Description of the task
Write out every single entry exactly.

Records provided
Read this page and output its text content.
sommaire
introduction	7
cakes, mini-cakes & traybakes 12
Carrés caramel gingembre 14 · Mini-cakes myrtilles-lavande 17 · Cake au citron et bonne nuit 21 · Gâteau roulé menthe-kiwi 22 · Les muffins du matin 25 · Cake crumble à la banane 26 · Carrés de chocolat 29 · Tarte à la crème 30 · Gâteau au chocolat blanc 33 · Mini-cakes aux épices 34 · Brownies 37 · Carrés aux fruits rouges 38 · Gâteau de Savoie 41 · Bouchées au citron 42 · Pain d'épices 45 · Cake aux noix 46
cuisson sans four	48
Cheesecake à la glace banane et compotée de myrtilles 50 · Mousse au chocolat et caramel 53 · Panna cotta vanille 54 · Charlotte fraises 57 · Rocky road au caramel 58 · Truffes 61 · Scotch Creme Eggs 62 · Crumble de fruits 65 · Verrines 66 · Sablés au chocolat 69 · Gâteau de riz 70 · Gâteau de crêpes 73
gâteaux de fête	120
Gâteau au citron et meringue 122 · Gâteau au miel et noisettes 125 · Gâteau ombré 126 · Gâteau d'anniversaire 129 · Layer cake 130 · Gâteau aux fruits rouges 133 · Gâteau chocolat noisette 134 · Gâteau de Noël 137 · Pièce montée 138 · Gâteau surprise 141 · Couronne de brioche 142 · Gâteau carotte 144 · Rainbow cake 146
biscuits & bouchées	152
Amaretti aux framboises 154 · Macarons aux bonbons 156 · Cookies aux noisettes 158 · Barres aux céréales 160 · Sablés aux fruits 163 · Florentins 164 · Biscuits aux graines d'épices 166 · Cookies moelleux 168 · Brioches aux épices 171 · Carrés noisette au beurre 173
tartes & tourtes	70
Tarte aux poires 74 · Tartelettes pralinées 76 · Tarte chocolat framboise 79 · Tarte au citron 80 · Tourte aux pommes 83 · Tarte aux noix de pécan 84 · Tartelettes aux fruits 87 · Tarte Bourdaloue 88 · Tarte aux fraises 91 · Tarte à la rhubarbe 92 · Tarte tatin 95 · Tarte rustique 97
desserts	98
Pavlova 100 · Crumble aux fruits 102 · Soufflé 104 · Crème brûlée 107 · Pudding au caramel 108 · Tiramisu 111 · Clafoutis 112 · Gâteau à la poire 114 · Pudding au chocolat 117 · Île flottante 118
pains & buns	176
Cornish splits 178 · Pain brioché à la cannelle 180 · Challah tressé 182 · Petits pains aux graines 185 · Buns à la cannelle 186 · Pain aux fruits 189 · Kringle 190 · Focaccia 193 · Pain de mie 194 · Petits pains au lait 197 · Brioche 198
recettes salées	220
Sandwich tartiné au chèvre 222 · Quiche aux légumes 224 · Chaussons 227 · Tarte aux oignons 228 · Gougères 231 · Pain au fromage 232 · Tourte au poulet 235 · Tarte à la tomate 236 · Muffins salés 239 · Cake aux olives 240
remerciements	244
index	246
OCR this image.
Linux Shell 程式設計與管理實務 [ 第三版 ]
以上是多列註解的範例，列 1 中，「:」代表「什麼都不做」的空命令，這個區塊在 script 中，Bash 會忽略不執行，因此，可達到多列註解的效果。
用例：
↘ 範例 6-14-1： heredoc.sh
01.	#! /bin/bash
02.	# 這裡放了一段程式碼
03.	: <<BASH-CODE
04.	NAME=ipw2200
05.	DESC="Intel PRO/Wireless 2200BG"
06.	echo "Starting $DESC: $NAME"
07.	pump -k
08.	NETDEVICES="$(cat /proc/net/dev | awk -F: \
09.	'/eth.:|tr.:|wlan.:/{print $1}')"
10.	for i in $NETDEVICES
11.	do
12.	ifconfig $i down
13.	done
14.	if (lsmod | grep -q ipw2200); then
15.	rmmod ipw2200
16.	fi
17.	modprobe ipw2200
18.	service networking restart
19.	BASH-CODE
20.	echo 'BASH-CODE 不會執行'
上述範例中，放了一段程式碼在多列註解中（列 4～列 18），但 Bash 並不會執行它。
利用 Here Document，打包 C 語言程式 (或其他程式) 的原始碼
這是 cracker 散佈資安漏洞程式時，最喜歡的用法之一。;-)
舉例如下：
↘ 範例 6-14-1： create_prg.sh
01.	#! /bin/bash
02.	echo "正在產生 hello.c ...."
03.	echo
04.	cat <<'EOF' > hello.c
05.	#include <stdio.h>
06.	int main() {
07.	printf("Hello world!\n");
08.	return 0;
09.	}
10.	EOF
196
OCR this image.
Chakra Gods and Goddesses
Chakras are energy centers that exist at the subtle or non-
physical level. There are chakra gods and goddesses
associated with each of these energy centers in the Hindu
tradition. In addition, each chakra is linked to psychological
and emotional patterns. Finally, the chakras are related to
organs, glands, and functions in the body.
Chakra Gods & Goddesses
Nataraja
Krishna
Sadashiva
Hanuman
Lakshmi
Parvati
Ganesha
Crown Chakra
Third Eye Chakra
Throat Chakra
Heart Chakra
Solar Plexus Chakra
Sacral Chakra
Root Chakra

Answer to this exercise
Read this page and output its text content.
sommaire
introduction	7
cakes, mini-cakes & traybakes 12
Carrés caramel gingembre 14 · Mini-cakes myrtilles-lavande 17 · Cake au citron et bonne nuit 21 · Gâteau roulé menthe-kiwi 22 · Les muffins du matin 25 · Cake crumble à la banane 26 · Carrés de chocolat 29 · Tarte à la crème 30 · Gâteau au chocolat blanc 33 · Mini-cakes aux épices 34 · Brownies 37 · Carrés aux fruits rouges 38 · Gâteau de Savoie 41 · Bouchées au citron 42 · Pain d'épices 45 · Cake aux noix 46
cuisson sans four	48
Cheesecake à la glace banane et compotée de myrtilles 50 · Mousse au chocolat et caramel 53 · Panna cotta vanille 54 · Charlotte fraises 57 · Rocky road au caramel 58 · Truffes 61 · Scotch Creme Eggs 62 · Crumble de fruits 65 · Verrines 66 · Sablés au chocolat 69 · Gâteau de riz 70 · Gâteau de crêpes 73
gâteaux de fête	120
Gâteau au citron et meringue 122 · Gâteau au miel et noisettes 125 · Gâteau ombré 126 · Gâteau d'anniversaire 129 · Layer cake 130 · Gâteau aux fruits rouges 133 · Gâteau chocolat noisette 134 · Gâteau de Noël 137 · Pièce montée 138 · Gâteau surprise 141 · Couronne de brioche 142 · Gâteau carotte 144 · Rainbow cake 146
biscuits & bouchées	152
Amaretti aux framboises 154 · Macarons aux bonbons 156 · Cookies aux noisettes 158 · Barres aux céréales 160 · Sablés aux fruits 163 · Florentins 164 · Biscuits aux graines d'épices 166 · Cookies moelleux 168 · Brioches aux épices 171 · Carrés noisette au beurre 173
tartes & tourtes	70
Tarte aux poires 74 · Tartelettes pralinées 76 · Tarte chocolat framboise 79 · Tarte au citron 80 · Tourte aux pommes 83 · Tarte aux noix de pécan 84 · Tartelettes aux fruits 87 · Tarte Bourdaloue 88 · Tarte aux fraises 91 · Tarte à la rhubarbe 92 · Tarte tatin 95 · Tarte rustique 97
desserts	98
Pavlova 100 · Crumble aux fruits 102 · Soufflé 104 · Crème brûlée 107 · Pudding au caramel 108 · Tiramisu 111 · Clafoutis 112 · Gâteau à la poire 114 · Pudding au chocolat 117 · Île flottante 118
pains & buns	176
Cornish splits 178 · Pain brioché à la cannelle 180 · Challah tressé 182 · Petits pains aux graines 185 · Buns à la cannelle 186 · Pain aux fruits 189 · Kringle 190 · Focaccia 193 · Pain de mie 194 · Petits pains au lait 197 · Brioche 198
recettes salées	220
Sandwich tartiné au chèvre 222 · Quiche aux légumes 224 · Chaussons 227 · Tarte aux oignons 228 · Gougères 231 · Pain au fromage 232 · Tourte au poulet 235 · Tarte à la tomate 236 · Muffins salés 239 · Cake aux olives 240
remerciements	244
index	246
OCR this image.
Linux Shell 程式設計與管理實務 [ 第三版 ]
以上是多列註解的範例，列 1 中，「:」代表「什麼都不做」的空命令，這個區塊在 script 中，Bash 會忽略不執行，因此，可達到多列註解的效果。
用例：
↘ 範例 6-14-1： heredoc.sh
01.	#! /bin/bash
02.	# 這裡放了一段程式碼
03.	: <<BASH-CODE
04.	NAME=ipw2200
05.	DESC="Intel PRO/Wireless 2200BG"
06.	echo "Starting $DESC: $NAME"
07.	pump -k
08.	NETDEVICES="$(cat /proc/net/dev | awk -F: \
09.	'/eth.:|tr.:|wlan.:/{print $1}')"
10.	for i in $NETDEVICES
11.	do
12.	ifconfig $i down
13.	done
14.	if (lsmod | grep -q ipw2200); then
15.	rmmod ipw2200
16.	fi
17.	modprobe ipw2200
18.	service networking restart
19.	BASH-CODE
20.	echo 'BASH-CODE 不會執行'
上述範例中，放了一段程式碼在多列註解中（列 4～列 18），但 Bash 並不會執行它。
利用 Here Document，打包 C 語言程式 (或其他程式) 的原始碼
這是 cracker 散佈資安漏洞程式時，最喜歡的用法之一。;-)
舉例如下：
↘ 範例 6-14-1： create_prg.sh
01.	#! /bin/bash
02.	echo "正在產生 hello.c ...."
03.	echo
04.	cat <<'EOF' > hello.c
05.	#include <stdio.h>
06.	int main() {
07.	printf("Hello world!\n");
08.	return 0;
09.	}
10.	EOF
196
OCR this image.
Chakra Gods and Goddesses
Chakras are energy centers that exist at the subtle or non-
physical level. There are chakra gods and goddesses
associated with each of these energy centers in the Hindu
tradition. In addition, each chakra is linked to psychological
and emotional patterns. Finally, the chakras are related to
organs, glands, and functions in the body.
Chakra Gods & Goddesses
Nataraja
Krishna
Sadashiva
Hanuman
Lakshmi
Parvati
Ganesha
Crown Chakra
Third Eye Chakra
Throat Chakra
Heart Chakra
Solar Plexus Chakra
Sacral Chakra
Root Chakra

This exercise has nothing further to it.